## What needs to be done
Produce a verbatim copy of the entries listed below.

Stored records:
______________________________

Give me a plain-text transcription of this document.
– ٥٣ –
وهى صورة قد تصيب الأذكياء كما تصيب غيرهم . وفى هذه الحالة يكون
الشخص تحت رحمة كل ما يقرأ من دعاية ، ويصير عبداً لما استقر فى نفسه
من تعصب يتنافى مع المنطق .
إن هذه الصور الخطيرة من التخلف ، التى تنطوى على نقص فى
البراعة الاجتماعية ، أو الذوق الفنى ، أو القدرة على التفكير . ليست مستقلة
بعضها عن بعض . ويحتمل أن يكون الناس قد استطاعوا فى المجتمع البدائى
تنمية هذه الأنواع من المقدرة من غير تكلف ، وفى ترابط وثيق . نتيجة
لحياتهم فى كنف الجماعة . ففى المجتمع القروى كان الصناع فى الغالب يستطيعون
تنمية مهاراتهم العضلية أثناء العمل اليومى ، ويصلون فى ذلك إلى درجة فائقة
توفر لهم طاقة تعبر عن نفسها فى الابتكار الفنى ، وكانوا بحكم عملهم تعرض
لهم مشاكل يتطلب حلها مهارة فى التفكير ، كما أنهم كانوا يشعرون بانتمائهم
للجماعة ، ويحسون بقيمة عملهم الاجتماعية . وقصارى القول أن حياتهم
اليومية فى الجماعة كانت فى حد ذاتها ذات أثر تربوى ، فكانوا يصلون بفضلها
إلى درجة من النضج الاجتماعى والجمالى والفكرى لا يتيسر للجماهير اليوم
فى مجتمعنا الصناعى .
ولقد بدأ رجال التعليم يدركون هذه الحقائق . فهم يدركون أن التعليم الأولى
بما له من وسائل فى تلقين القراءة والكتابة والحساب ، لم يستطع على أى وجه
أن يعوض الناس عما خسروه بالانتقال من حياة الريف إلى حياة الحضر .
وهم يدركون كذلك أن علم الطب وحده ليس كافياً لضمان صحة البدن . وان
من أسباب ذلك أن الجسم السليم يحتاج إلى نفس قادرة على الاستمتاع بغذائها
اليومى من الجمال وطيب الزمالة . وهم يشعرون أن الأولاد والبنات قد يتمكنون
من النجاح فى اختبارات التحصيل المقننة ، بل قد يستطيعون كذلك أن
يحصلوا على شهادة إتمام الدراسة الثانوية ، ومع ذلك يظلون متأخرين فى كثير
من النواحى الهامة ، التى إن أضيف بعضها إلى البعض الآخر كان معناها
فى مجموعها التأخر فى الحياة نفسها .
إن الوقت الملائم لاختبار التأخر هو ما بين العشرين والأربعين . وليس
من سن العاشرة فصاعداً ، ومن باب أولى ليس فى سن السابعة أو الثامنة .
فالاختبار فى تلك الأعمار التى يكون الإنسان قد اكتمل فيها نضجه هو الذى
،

______________________________

## Correct result
Give me a plain-text transcription of this document.
– ٥٣ –
وهى صورة قد تصيب الأذكياء كما تصيب غيرهم . وفى هذه الحالة يكون
الشخص تحت رحمة كل ما يقرأ من دعاية ، ويصير عبداً لما استقر فى نفسه
من تعصب يتنافى مع المنطق .
إن هذه الصور الخطيرة من التخلف ، التى تنطوى على نقص فى
البراعة الاجتماعية ، أو الذوق الفنى ، أو القدرة على التفكير . ليست مستقلة
بعضها عن بعض . ويحتمل أن يكون الناس قد استطاعوا فى المجتمع البدائى
تنمية هذه الأنواع من المقدرة من غير تكلف ، وفى ترابط وثيق . نتيجة
لحياتهم فى كنف الجماعة . ففى المجتمع القروى كان الصناع فى الغالب يستطيعون
تنمية مهاراتهم العضلية أثناء العمل اليومى ، ويصلون فى ذلك إلى درجة فائقة
توفر لهم طاقة تعبر عن نفسها فى الابتكار الفنى ، وكانوا بحكم عملهم تعرض
لهم مشاكل يتطلب حلها مهارة فى التفكير ، كما أنهم كانوا يشعرون بانتمائهم
للجماعة ، ويحسون بقيمة عملهم الاجتماعية . وقصارى القول أن حياتهم
اليومية فى الجماعة كانت فى حد ذاتها ذات أثر تربوى ، فكانوا يصلون بفضلها
إلى درجة من النضج الاجتماعى والجمالى والفكرى لا يتيسر للجماهير اليوم
فى مجتمعنا الصناعى .
ولقد بدأ رجال التعليم يدركون هذه الحقائق . فهم يدركون أن التعليم الأولى
بما له من وسائل فى تلقين القراءة والكتابة والحساب ، لم يستطع على أى وجه
أن يعوض الناس عما خسروه بالانتقال من حياة الريف إلى حياة الحضر .
وهم يدركون كذلك أن علم الطب وحده ليس كافياً لضمان صحة البدن . وان
من أسباب ذلك أن الجسم السليم يحتاج إلى نفس قادرة على الاستمتاع بغذائها
اليومى من الجمال وطيب الزمالة . وهم يشعرون أن الأولاد والبنات قد يتمكنون
من النجاح فى اختبارات التحصيل المقننة ، بل قد يستطيعون كذلك أن
يحصلوا على شهادة إتمام الدراسة الثانوية ، ومع ذلك يظلون متأخرين فى كثير
من النواحى الهامة ، التى إن أضيف بعضها إلى البعض الآخر كان معناها
فى مجموعها التأخر فى الحياة نفسها .
إن الوقت الملائم لاختبار التأخر هو ما بين العشرين والأربعين . وليس
من سن العاشرة فصاعداً ، ومن باب أولى ليس فى سن السابعة أو الثامنة .
فالاختبار فى تلك الأعمار التى يكون الإنسان قد اكتمل فيها نضجه هو الذى
،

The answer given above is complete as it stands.